**THE TASK:**
Word for word, transcribe the lines below and drop the pictures.

[Items listed in a dataset]
* * * *
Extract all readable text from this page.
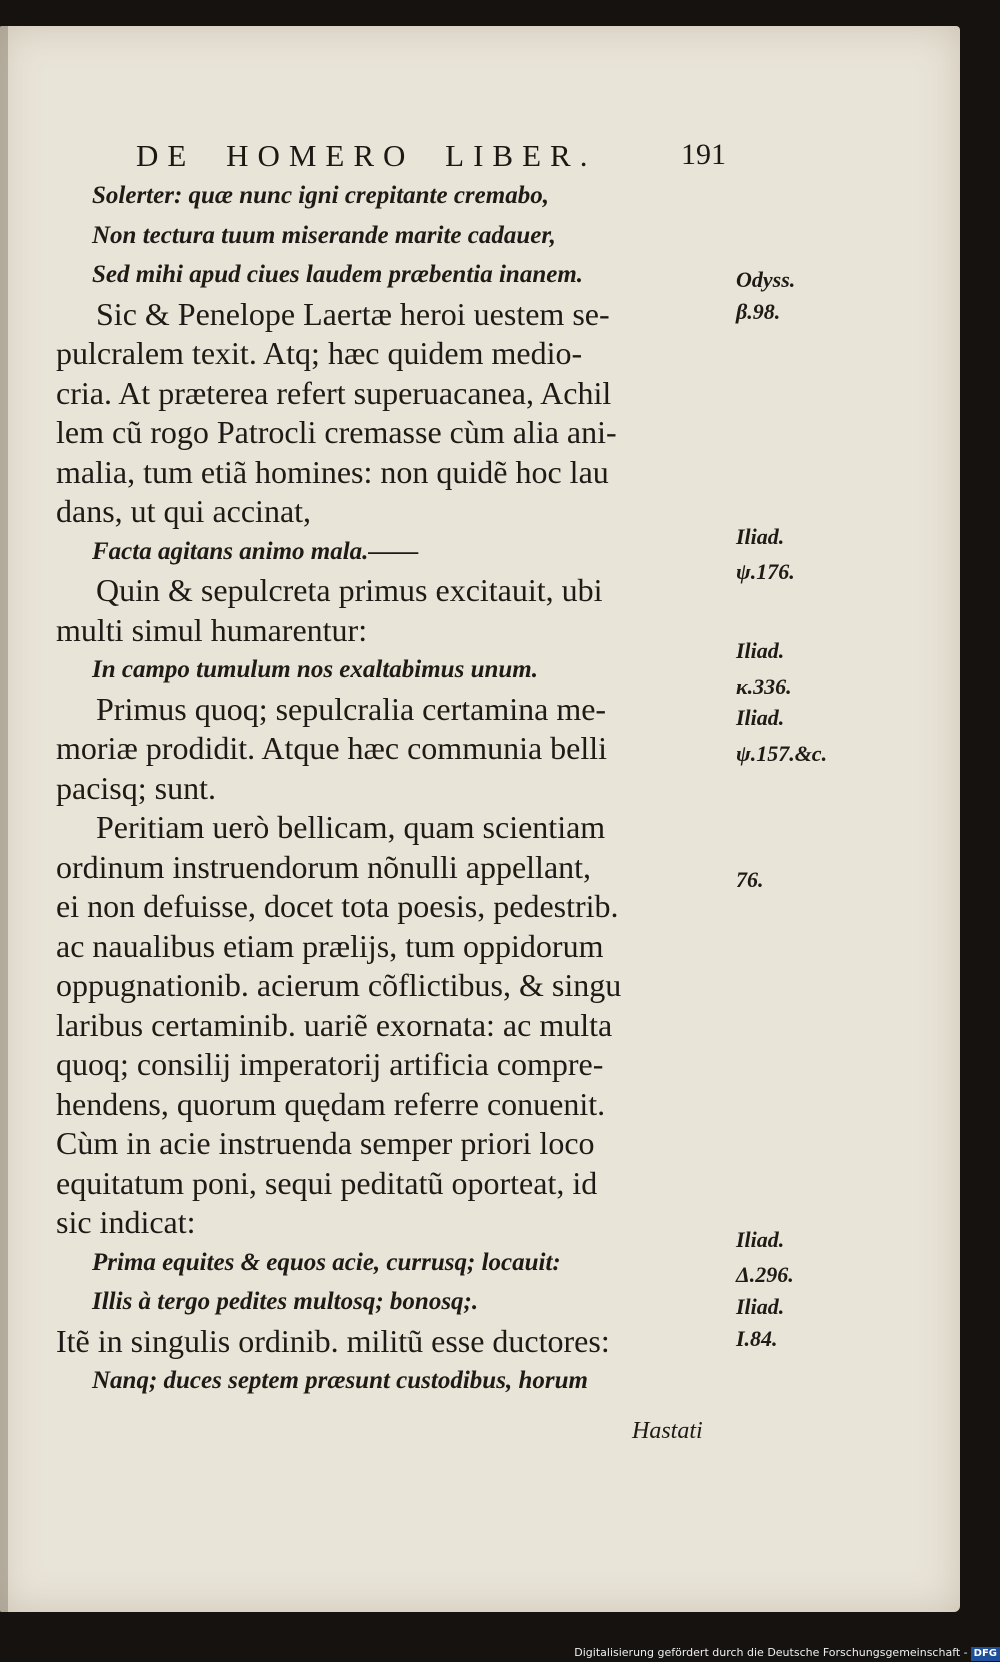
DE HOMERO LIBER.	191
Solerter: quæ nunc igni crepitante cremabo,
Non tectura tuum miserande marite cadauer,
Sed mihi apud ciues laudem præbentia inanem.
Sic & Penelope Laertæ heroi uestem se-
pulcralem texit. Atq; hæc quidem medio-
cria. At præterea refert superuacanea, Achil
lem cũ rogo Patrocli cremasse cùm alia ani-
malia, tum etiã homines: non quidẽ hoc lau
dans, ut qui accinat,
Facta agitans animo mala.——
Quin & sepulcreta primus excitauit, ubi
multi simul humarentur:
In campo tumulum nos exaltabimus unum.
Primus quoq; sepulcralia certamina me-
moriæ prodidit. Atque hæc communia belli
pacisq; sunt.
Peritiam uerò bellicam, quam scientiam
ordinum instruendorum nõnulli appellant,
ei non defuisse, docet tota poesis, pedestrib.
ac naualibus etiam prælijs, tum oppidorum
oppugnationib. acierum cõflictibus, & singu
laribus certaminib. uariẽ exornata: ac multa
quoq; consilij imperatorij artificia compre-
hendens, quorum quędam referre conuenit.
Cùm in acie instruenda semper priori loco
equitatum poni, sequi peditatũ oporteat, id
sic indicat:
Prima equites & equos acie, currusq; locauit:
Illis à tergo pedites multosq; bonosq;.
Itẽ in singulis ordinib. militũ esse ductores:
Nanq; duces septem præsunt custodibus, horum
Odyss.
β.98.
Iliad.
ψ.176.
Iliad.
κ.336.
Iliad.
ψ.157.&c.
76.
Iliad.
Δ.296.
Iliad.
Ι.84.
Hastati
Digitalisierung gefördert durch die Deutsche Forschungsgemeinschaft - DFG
* * * *
**EXERCISE RESPONSE:**
Extract all readable text from this page.
DE HOMERO LIBER.	191
Solerter: quæ nunc igni crepitante cremabo,
Non tectura tuum miserande marite cadauer,
Sed mihi apud ciues laudem præbentia inanem.
Sic & Penelope Laertæ heroi uestem se-
pulcralem texit. Atq; hæc quidem medio-
cria. At præterea refert superuacanea, Achil
lem cũ rogo Patrocli cremasse cùm alia ani-
malia, tum etiã homines: non quidẽ hoc lau
dans, ut qui accinat,
Facta agitans animo mala.——
Quin & sepulcreta primus excitauit, ubi
multi simul humarentur:
In campo tumulum nos exaltabimus unum.
Primus quoq; sepulcralia certamina me-
moriæ prodidit. Atque hæc communia belli
pacisq; sunt.
Peritiam uerò bellicam, quam scientiam
ordinum instruendorum nõnulli appellant,
ei non defuisse, docet tota poesis, pedestrib.
ac naualibus etiam prælijs, tum oppidorum
oppugnationib. acierum cõflictibus, & singu
laribus certaminib. uariẽ exornata: ac multa
quoq; consilij imperatorij artificia compre-
hendens, quorum quędam referre conuenit.
Cùm in acie instruenda semper priori loco
equitatum poni, sequi peditatũ oporteat, id
sic indicat:
Prima equites & equos acie, currusq; locauit:
Illis à tergo pedites multosq; bonosq;.
Itẽ in singulis ordinib. militũ esse ductores:
Nanq; duces septem præsunt custodibus, horum
Odyss.
β.98.
Iliad.
ψ.176.
Iliad.
κ.336.
Iliad.
ψ.157.&c.
76.
Iliad.
Δ.296.
Iliad.
Ι.84.
Hastati
Digitalisierung gefördert durch die Deutsche Forschungsgemeinschaft - DFG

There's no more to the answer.